| Aim |
What follows is a set of entries. Repeat them exactly, but not their pictures.
_ _ _ _
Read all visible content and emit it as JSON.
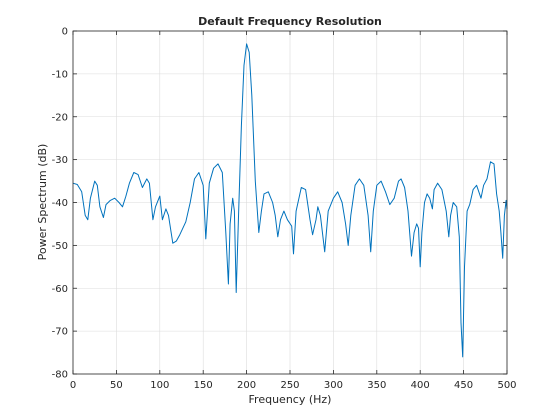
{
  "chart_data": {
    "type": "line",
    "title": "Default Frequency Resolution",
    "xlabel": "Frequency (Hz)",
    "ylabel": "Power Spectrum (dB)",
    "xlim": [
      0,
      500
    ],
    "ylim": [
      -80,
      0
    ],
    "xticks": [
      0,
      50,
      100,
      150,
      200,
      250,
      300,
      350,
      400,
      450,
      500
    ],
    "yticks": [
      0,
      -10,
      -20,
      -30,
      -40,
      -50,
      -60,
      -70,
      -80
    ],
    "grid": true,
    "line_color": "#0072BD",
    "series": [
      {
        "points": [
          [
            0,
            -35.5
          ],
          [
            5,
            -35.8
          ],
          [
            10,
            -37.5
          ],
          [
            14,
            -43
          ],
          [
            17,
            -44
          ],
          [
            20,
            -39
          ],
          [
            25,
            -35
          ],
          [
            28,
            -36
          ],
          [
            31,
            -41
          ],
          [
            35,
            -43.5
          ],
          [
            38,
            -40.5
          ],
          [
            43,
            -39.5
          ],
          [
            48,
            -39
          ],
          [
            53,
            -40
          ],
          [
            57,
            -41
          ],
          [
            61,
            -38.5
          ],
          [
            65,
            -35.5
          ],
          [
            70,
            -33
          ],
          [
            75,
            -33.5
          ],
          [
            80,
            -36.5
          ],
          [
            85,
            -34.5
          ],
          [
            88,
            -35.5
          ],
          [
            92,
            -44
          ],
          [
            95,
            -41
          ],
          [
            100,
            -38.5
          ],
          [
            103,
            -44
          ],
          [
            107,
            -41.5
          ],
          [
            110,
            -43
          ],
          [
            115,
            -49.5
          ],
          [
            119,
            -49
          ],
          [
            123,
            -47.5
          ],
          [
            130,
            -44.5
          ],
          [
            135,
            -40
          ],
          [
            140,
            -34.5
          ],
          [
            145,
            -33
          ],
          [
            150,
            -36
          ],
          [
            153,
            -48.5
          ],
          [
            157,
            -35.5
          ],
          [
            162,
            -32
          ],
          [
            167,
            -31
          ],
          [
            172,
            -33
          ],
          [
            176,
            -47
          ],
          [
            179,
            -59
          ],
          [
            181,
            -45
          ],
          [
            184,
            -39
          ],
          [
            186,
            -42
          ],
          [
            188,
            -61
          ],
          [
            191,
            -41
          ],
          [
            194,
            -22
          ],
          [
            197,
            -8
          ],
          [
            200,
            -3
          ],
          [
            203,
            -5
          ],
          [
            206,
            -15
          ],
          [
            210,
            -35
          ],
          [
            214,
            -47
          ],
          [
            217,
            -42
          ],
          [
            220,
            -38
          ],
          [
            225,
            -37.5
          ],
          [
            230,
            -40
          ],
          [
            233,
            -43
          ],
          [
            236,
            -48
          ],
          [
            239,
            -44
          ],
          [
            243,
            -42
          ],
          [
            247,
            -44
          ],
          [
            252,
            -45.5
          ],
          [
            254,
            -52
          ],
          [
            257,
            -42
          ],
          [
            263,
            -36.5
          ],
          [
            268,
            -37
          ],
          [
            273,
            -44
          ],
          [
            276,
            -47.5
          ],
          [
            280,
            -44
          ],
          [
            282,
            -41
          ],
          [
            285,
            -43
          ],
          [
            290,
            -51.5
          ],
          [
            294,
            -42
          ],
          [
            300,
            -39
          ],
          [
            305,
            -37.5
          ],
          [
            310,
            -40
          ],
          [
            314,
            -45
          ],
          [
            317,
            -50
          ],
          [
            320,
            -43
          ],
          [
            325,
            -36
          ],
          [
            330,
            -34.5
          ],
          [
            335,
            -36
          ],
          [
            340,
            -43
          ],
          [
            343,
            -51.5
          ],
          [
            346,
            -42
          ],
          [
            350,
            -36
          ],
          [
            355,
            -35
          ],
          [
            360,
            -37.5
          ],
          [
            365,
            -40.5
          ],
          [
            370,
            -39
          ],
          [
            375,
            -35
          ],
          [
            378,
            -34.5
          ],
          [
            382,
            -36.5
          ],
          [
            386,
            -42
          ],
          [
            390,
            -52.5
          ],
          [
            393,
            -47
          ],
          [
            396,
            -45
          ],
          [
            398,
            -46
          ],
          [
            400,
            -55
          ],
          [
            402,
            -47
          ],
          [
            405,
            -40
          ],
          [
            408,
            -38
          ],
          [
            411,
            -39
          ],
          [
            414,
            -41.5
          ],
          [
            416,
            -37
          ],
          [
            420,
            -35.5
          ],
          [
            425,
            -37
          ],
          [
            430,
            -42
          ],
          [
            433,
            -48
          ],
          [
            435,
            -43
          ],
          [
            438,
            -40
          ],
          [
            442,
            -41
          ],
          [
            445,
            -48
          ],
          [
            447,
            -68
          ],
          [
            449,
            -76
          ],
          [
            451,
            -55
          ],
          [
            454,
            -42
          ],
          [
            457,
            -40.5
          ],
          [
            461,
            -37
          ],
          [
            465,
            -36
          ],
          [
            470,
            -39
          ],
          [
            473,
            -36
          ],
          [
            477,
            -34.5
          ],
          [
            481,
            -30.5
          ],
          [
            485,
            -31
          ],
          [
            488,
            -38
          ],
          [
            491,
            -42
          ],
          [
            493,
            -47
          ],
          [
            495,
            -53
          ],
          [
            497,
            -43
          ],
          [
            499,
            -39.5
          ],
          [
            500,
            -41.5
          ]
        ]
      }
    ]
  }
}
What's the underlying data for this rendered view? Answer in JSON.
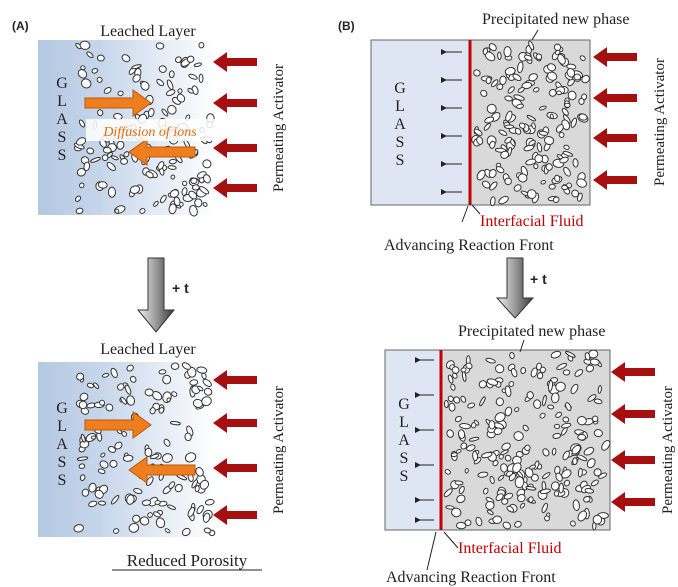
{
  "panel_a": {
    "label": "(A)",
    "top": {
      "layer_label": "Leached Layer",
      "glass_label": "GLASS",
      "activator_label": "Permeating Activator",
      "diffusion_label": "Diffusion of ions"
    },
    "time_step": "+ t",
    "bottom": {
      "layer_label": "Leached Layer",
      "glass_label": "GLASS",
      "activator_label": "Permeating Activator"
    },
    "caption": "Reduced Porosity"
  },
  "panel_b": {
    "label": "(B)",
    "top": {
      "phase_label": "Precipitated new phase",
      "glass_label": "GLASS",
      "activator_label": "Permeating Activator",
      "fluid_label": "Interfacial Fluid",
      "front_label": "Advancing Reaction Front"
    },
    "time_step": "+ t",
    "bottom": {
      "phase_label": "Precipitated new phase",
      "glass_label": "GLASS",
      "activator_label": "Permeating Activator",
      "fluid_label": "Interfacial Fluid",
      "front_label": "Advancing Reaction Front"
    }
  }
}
_ _ _ _
| Answer for the task |
Read all visible content and emit it as JSON.
{
  "chart_data": {
    "type": "line",
    "title": "Default Frequency Resolution",
    "xlabel": "Frequency (Hz)",
    "ylabel": "Power Spectrum (dB)",
    "xlim": [
      0,
      500
    ],
    "ylim": [
      -80,
      0
    ],
    "xticks": [
      0,
      50,
      100,
      150,
      200,
      250,
      300,
      350,
      400,
      450,
      500
    ],
    "yticks": [
      0,
      -10,
      -20,
      -30,
      -40,
      -50,
      -60,
      -70,
      -80
    ],
    "grid": true,
    "line_color": "#0072BD",
    "series": [
      {
        "points": [
          [
            0,
            -35.5
          ],
          [
            5,
            -35.8
          ],
          [
            10,
            -37.5
          ],
          [
            14,
            -43
          ],
          [
            17,
            -44
          ],
          [
            20,
            -39
          ],
          [
            25,
            -35
          ],
          [
            28,
            -36
          ],
          [
            31,
            -41
          ],
          [
            35,
            -43.5
          ],
          [
            38,
            -40.5
          ],
          [
            43,
            -39.5
          ],
          [
            48,
            -39
          ],
          [
            53,
            -40
          ],
          [
            57,
            -41
          ],
          [
            61,
            -38.5
          ],
          [
            65,
            -35.5
          ],
          [
            70,
            -33
          ],
          [
            75,
            -33.5
          ],
          [
            80,
            -36.5
          ],
          [
            85,
            -34.5
          ],
          [
            88,
            -35.5
          ],
          [
            92,
            -44
          ],
          [
            95,
            -41
          ],
          [
            100,
            -38.5
          ],
          [
            103,
            -44
          ],
          [
            107,
            -41.5
          ],
          [
            110,
            -43
          ],
          [
            115,
            -49.5
          ],
          [
            119,
            -49
          ],
          [
            123,
            -47.5
          ],
          [
            130,
            -44.5
          ],
          [
            135,
            -40
          ],
          [
            140,
            -34.5
          ],
          [
            145,
            -33
          ],
          [
            150,
            -36
          ],
          [
            153,
            -48.5
          ],
          [
            157,
            -35.5
          ],
          [
            162,
            -32
          ],
          [
            167,
            -31
          ],
          [
            172,
            -33
          ],
          [
            176,
            -47
          ],
          [
            179,
            -59
          ],
          [
            181,
            -45
          ],
          [
            184,
            -39
          ],
          [
            186,
            -42
          ],
          [
            188,
            -61
          ],
          [
            191,
            -41
          ],
          [
            194,
            -22
          ],
          [
            197,
            -8
          ],
          [
            200,
            -3
          ],
          [
            203,
            -5
          ],
          [
            206,
            -15
          ],
          [
            210,
            -35
          ],
          [
            214,
            -47
          ],
          [
            217,
            -42
          ],
          [
            220,
            -38
          ],
          [
            225,
            -37.5
          ],
          [
            230,
            -40
          ],
          [
            233,
            -43
          ],
          [
            236,
            -48
          ],
          [
            239,
            -44
          ],
          [
            243,
            -42
          ],
          [
            247,
            -44
          ],
          [
            252,
            -45.5
          ],
          [
            254,
            -52
          ],
          [
            257,
            -42
          ],
          [
            263,
            -36.5
          ],
          [
            268,
            -37
          ],
          [
            273,
            -44
          ],
          [
            276,
            -47.5
          ],
          [
            280,
            -44
          ],
          [
            282,
            -41
          ],
          [
            285,
            -43
          ],
          [
            290,
            -51.5
          ],
          [
            294,
            -42
          ],
          [
            300,
            -39
          ],
          [
            305,
            -37.5
          ],
          [
            310,
            -40
          ],
          [
            314,
            -45
          ],
          [
            317,
            -50
          ],
          [
            320,
            -43
          ],
          [
            325,
            -36
          ],
          [
            330,
            -34.5
          ],
          [
            335,
            -36
          ],
          [
            340,
            -43
          ],
          [
            343,
            -51.5
          ],
          [
            346,
            -42
          ],
          [
            350,
            -36
          ],
          [
            355,
            -35
          ],
          [
            360,
            -37.5
          ],
          [
            365,
            -40.5
          ],
          [
            370,
            -39
          ],
          [
            375,
            -35
          ],
          [
            378,
            -34.5
          ],
          [
            382,
            -36.5
          ],
          [
            386,
            -42
          ],
          [
            390,
            -52.5
          ],
          [
            393,
            -47
          ],
          [
            396,
            -45
          ],
          [
            398,
            -46
          ],
          [
            400,
            -55
          ],
          [
            402,
            -47
          ],
          [
            405,
            -40
          ],
          [
            408,
            -38
          ],
          [
            411,
            -39
          ],
          [
            414,
            -41.5
          ],
          [
            416,
            -37
          ],
          [
            420,
            -35.5
          ],
          [
            425,
            -37
          ],
          [
            430,
            -42
          ],
          [
            433,
            -48
          ],
          [
            435,
            -43
          ],
          [
            438,
            -40
          ],
          [
            442,
            -41
          ],
          [
            445,
            -48
          ],
          [
            447,
            -68
          ],
          [
            449,
            -76
          ],
          [
            451,
            -55
          ],
          [
            454,
            -42
          ],
          [
            457,
            -40.5
          ],
          [
            461,
            -37
          ],
          [
            465,
            -36
          ],
          [
            470,
            -39
          ],
          [
            473,
            -36
          ],
          [
            477,
            -34.5
          ],
          [
            481,
            -30.5
          ],
          [
            485,
            -31
          ],
          [
            488,
            -38
          ],
          [
            491,
            -42
          ],
          [
            493,
            -47
          ],
          [
            495,
            -53
          ],
          [
            497,
            -43
          ],
          [
            499,
            -39.5
          ],
          [
            500,
            -41.5
          ]
        ]
      }
    ]
  }
}
What's the underlying data for this rendered view? Answer in JSON.
{
  "panel_a": {
    "label": "(A)",
    "top": {
      "layer_label": "Leached Layer",
      "glass_label": "GLASS",
      "activator_label": "Permeating Activator",
      "diffusion_label": "Diffusion of ions"
    },
    "time_step": "+ t",
    "bottom": {
      "layer_label": "Leached Layer",
      "glass_label": "GLASS",
      "activator_label": "Permeating Activator"
    },
    "caption": "Reduced Porosity"
  },
  "panel_b": {
    "label": "(B)",
    "top": {
      "phase_label": "Precipitated new phase",
      "glass_label": "GLASS",
      "activator_label": "Permeating Activator",
      "fluid_label": "Interfacial Fluid",
      "front_label": "Advancing Reaction Front"
    },
    "time_step": "+ t",
    "bottom": {
      "phase_label": "Precipitated new phase",
      "glass_label": "GLASS",
      "activator_label": "Permeating Activator",
      "fluid_label": "Interfacial Fluid",
      "front_label": "Advancing Reaction Front"
    }
  }
}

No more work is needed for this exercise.